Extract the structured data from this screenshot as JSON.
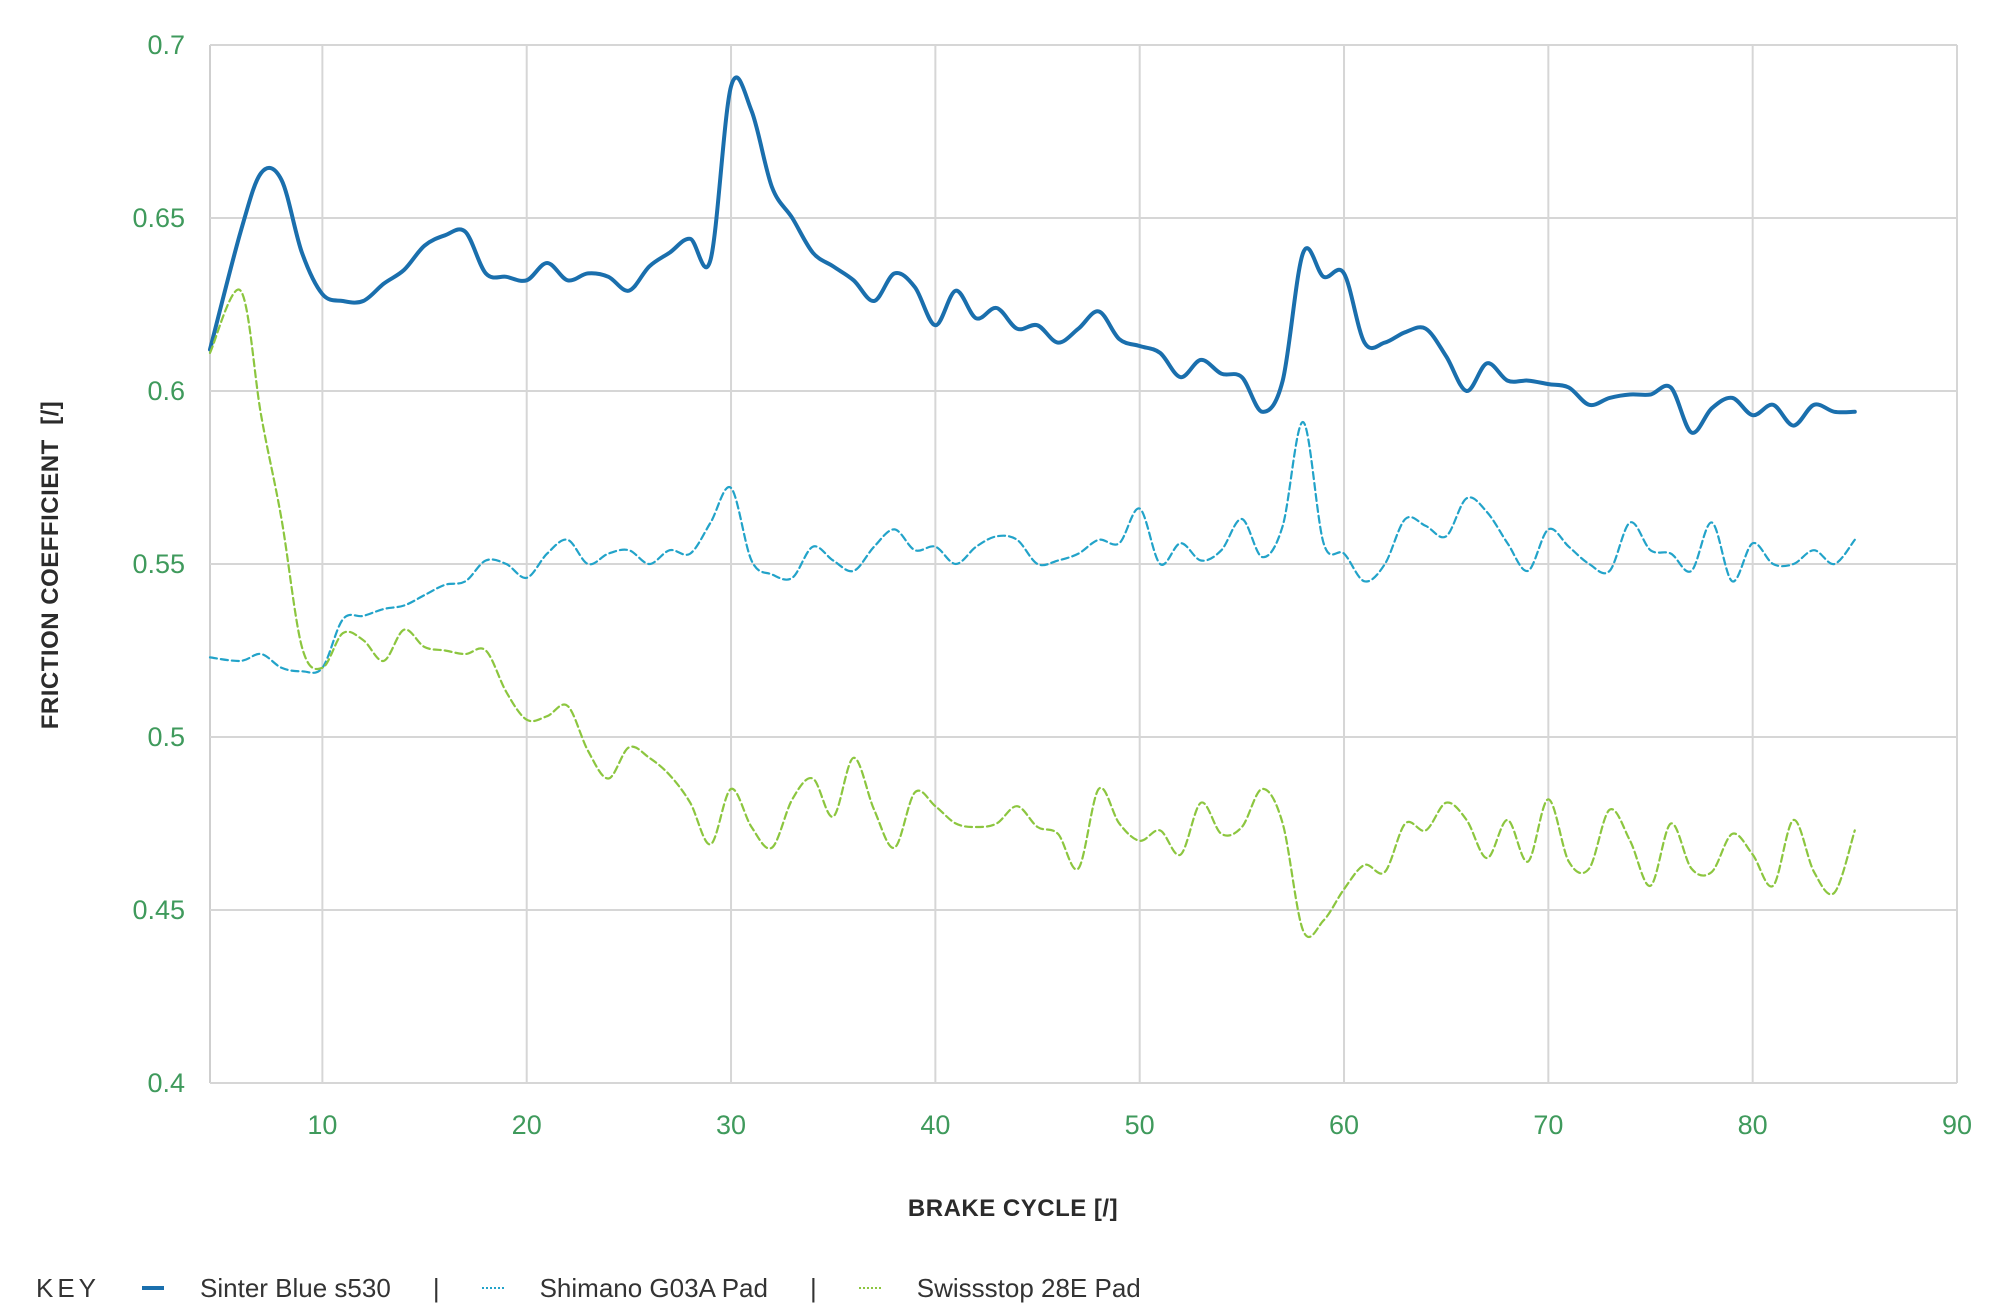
{
  "chart_data": {
    "type": "line",
    "title": "",
    "xlabel": "BRAKE CYCLE [/]",
    "ylabel": "FRICTION COEFFICIENT  [/]",
    "xlim": [
      4.5,
      90
    ],
    "ylim": [
      0.4,
      0.7
    ],
    "x_ticks": [
      10,
      20,
      30,
      40,
      50,
      60,
      70,
      80,
      90
    ],
    "x_tick_labels": [
      "10",
      "20",
      "30",
      "40",
      "50",
      "60",
      "70",
      "80",
      "90"
    ],
    "y_ticks": [
      0.4,
      0.45,
      0.5,
      0.55,
      0.6,
      0.65,
      0.7
    ],
    "y_tick_labels": [
      "0.4",
      "0.45",
      "0.5",
      "0.55",
      "0.6",
      "0.65",
      "0.7"
    ],
    "grid": true,
    "legend_placement": "bottom",
    "legend_title": "KEY",
    "legend_separator": "|",
    "x": [
      4.5,
      6,
      7,
      8,
      9,
      10,
      11,
      12,
      13,
      14,
      15,
      16,
      17,
      18,
      19,
      20,
      21,
      22,
      23,
      24,
      25,
      26,
      27,
      28,
      29,
      30,
      31,
      32,
      33,
      34,
      35,
      36,
      37,
      38,
      39,
      40,
      41,
      42,
      43,
      44,
      45,
      46,
      47,
      48,
      49,
      50,
      51,
      52,
      53,
      54,
      55,
      56,
      57,
      58,
      59,
      60,
      61,
      62,
      63,
      64,
      65,
      66,
      67,
      68,
      69,
      70,
      71,
      72,
      73,
      74,
      75,
      76,
      77,
      78,
      79,
      80,
      81,
      82,
      83,
      84,
      85
    ],
    "series": [
      {
        "name": "Sinter Blue s530",
        "color": "#1a6fad",
        "style": "solid",
        "values": [
          0.612,
          0.646,
          0.663,
          0.661,
          0.64,
          0.628,
          0.626,
          0.626,
          0.631,
          0.635,
          0.642,
          0.645,
          0.646,
          0.634,
          0.633,
          0.632,
          0.637,
          0.632,
          0.634,
          0.633,
          0.629,
          0.636,
          0.64,
          0.644,
          0.638,
          0.688,
          0.681,
          0.659,
          0.65,
          0.64,
          0.636,
          0.632,
          0.626,
          0.634,
          0.63,
          0.619,
          0.629,
          0.621,
          0.624,
          0.618,
          0.619,
          0.614,
          0.618,
          0.623,
          0.615,
          0.613,
          0.611,
          0.604,
          0.609,
          0.605,
          0.604,
          0.594,
          0.603,
          0.64,
          0.633,
          0.634,
          0.614,
          0.614,
          0.617,
          0.618,
          0.61,
          0.6,
          0.608,
          0.603,
          0.603,
          0.602,
          0.601,
          0.596,
          0.598,
          0.599,
          0.599,
          0.601,
          0.588,
          0.595,
          0.598,
          0.593,
          0.596,
          0.59,
          0.596,
          0.594,
          0.594
        ]
      },
      {
        "name": "Shimano G03A Pad",
        "color": "#22a3c9",
        "style": "dashed",
        "values": [
          0.523,
          0.522,
          0.524,
          0.52,
          0.519,
          0.52,
          0.534,
          0.535,
          0.537,
          0.538,
          0.541,
          0.544,
          0.545,
          0.551,
          0.55,
          0.546,
          0.553,
          0.557,
          0.55,
          0.553,
          0.554,
          0.55,
          0.554,
          0.553,
          0.562,
          0.572,
          0.551,
          0.547,
          0.546,
          0.555,
          0.551,
          0.548,
          0.555,
          0.56,
          0.554,
          0.555,
          0.55,
          0.555,
          0.558,
          0.557,
          0.55,
          0.551,
          0.553,
          0.557,
          0.556,
          0.566,
          0.55,
          0.556,
          0.551,
          0.554,
          0.563,
          0.552,
          0.561,
          0.591,
          0.556,
          0.553,
          0.545,
          0.55,
          0.563,
          0.561,
          0.558,
          0.569,
          0.565,
          0.556,
          0.548,
          0.56,
          0.555,
          0.55,
          0.548,
          0.562,
          0.554,
          0.553,
          0.548,
          0.562,
          0.545,
          0.556,
          0.55,
          0.55,
          0.554,
          0.55,
          0.557
        ]
      },
      {
        "name": "Swissstop 28E Pad",
        "color": "#8cc63f",
        "style": "dashed",
        "values": [
          0.611,
          0.629,
          0.593,
          0.563,
          0.526,
          0.52,
          0.53,
          0.528,
          0.522,
          0.531,
          0.526,
          0.525,
          0.524,
          0.525,
          0.513,
          0.505,
          0.506,
          0.509,
          0.496,
          0.488,
          0.497,
          0.494,
          0.489,
          0.481,
          0.469,
          0.485,
          0.474,
          0.468,
          0.482,
          0.488,
          0.477,
          0.494,
          0.479,
          0.468,
          0.484,
          0.48,
          0.475,
          0.474,
          0.475,
          0.48,
          0.474,
          0.472,
          0.462,
          0.485,
          0.475,
          0.47,
          0.473,
          0.466,
          0.481,
          0.472,
          0.474,
          0.485,
          0.475,
          0.444,
          0.447,
          0.456,
          0.463,
          0.461,
          0.475,
          0.473,
          0.481,
          0.476,
          0.465,
          0.476,
          0.464,
          0.482,
          0.464,
          0.462,
          0.479,
          0.47,
          0.457,
          0.475,
          0.462,
          0.461,
          0.472,
          0.466,
          0.457,
          0.476,
          0.461,
          0.455,
          0.473
        ]
      }
    ]
  }
}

- - - - - - -

The problem |
Repeat the listing in full and exactly. Leave any pictures out.

Expected answer |
Extract the structured data from this screenshot as JSON.
{
  "chart_data": {
    "type": "line",
    "title": "",
    "xlabel": "BRAKE CYCLE [/]",
    "ylabel": "FRICTION COEFFICIENT  [/]",
    "xlim": [
      4.5,
      90
    ],
    "ylim": [
      0.4,
      0.7
    ],
    "x_ticks": [
      10,
      20,
      30,
      40,
      50,
      60,
      70,
      80,
      90
    ],
    "x_tick_labels": [
      "10",
      "20",
      "30",
      "40",
      "50",
      "60",
      "70",
      "80",
      "90"
    ],
    "y_ticks": [
      0.4,
      0.45,
      0.5,
      0.55,
      0.6,
      0.65,
      0.7
    ],
    "y_tick_labels": [
      "0.4",
      "0.45",
      "0.5",
      "0.55",
      "0.6",
      "0.65",
      "0.7"
    ],
    "grid": true,
    "legend_placement": "bottom",
    "legend_title": "KEY",
    "legend_separator": "|",
    "x": [
      4.5,
      6,
      7,
      8,
      9,
      10,
      11,
      12,
      13,
      14,
      15,
      16,
      17,
      18,
      19,
      20,
      21,
      22,
      23,
      24,
      25,
      26,
      27,
      28,
      29,
      30,
      31,
      32,
      33,
      34,
      35,
      36,
      37,
      38,
      39,
      40,
      41,
      42,
      43,
      44,
      45,
      46,
      47,
      48,
      49,
      50,
      51,
      52,
      53,
      54,
      55,
      56,
      57,
      58,
      59,
      60,
      61,
      62,
      63,
      64,
      65,
      66,
      67,
      68,
      69,
      70,
      71,
      72,
      73,
      74,
      75,
      76,
      77,
      78,
      79,
      80,
      81,
      82,
      83,
      84,
      85
    ],
    "series": [
      {
        "name": "Sinter Blue s530",
        "color": "#1a6fad",
        "style": "solid",
        "values": [
          0.612,
          0.646,
          0.663,
          0.661,
          0.64,
          0.628,
          0.626,
          0.626,
          0.631,
          0.635,
          0.642,
          0.645,
          0.646,
          0.634,
          0.633,
          0.632,
          0.637,
          0.632,
          0.634,
          0.633,
          0.629,
          0.636,
          0.64,
          0.644,
          0.638,
          0.688,
          0.681,
          0.659,
          0.65,
          0.64,
          0.636,
          0.632,
          0.626,
          0.634,
          0.63,
          0.619,
          0.629,
          0.621,
          0.624,
          0.618,
          0.619,
          0.614,
          0.618,
          0.623,
          0.615,
          0.613,
          0.611,
          0.604,
          0.609,
          0.605,
          0.604,
          0.594,
          0.603,
          0.64,
          0.633,
          0.634,
          0.614,
          0.614,
          0.617,
          0.618,
          0.61,
          0.6,
          0.608,
          0.603,
          0.603,
          0.602,
          0.601,
          0.596,
          0.598,
          0.599,
          0.599,
          0.601,
          0.588,
          0.595,
          0.598,
          0.593,
          0.596,
          0.59,
          0.596,
          0.594,
          0.594
        ]
      },
      {
        "name": "Shimano G03A Pad",
        "color": "#22a3c9",
        "style": "dashed",
        "values": [
          0.523,
          0.522,
          0.524,
          0.52,
          0.519,
          0.52,
          0.534,
          0.535,
          0.537,
          0.538,
          0.541,
          0.544,
          0.545,
          0.551,
          0.55,
          0.546,
          0.553,
          0.557,
          0.55,
          0.553,
          0.554,
          0.55,
          0.554,
          0.553,
          0.562,
          0.572,
          0.551,
          0.547,
          0.546,
          0.555,
          0.551,
          0.548,
          0.555,
          0.56,
          0.554,
          0.555,
          0.55,
          0.555,
          0.558,
          0.557,
          0.55,
          0.551,
          0.553,
          0.557,
          0.556,
          0.566,
          0.55,
          0.556,
          0.551,
          0.554,
          0.563,
          0.552,
          0.561,
          0.591,
          0.556,
          0.553,
          0.545,
          0.55,
          0.563,
          0.561,
          0.558,
          0.569,
          0.565,
          0.556,
          0.548,
          0.56,
          0.555,
          0.55,
          0.548,
          0.562,
          0.554,
          0.553,
          0.548,
          0.562,
          0.545,
          0.556,
          0.55,
          0.55,
          0.554,
          0.55,
          0.557
        ]
      },
      {
        "name": "Swissstop 28E Pad",
        "color": "#8cc63f",
        "style": "dashed",
        "values": [
          0.611,
          0.629,
          0.593,
          0.563,
          0.526,
          0.52,
          0.53,
          0.528,
          0.522,
          0.531,
          0.526,
          0.525,
          0.524,
          0.525,
          0.513,
          0.505,
          0.506,
          0.509,
          0.496,
          0.488,
          0.497,
          0.494,
          0.489,
          0.481,
          0.469,
          0.485,
          0.474,
          0.468,
          0.482,
          0.488,
          0.477,
          0.494,
          0.479,
          0.468,
          0.484,
          0.48,
          0.475,
          0.474,
          0.475,
          0.48,
          0.474,
          0.472,
          0.462,
          0.485,
          0.475,
          0.47,
          0.473,
          0.466,
          0.481,
          0.472,
          0.474,
          0.485,
          0.475,
          0.444,
          0.447,
          0.456,
          0.463,
          0.461,
          0.475,
          0.473,
          0.481,
          0.476,
          0.465,
          0.476,
          0.464,
          0.482,
          0.464,
          0.462,
          0.479,
          0.47,
          0.457,
          0.475,
          0.462,
          0.461,
          0.472,
          0.466,
          0.457,
          0.476,
          0.461,
          0.455,
          0.473
        ]
      }
    ]
  }
}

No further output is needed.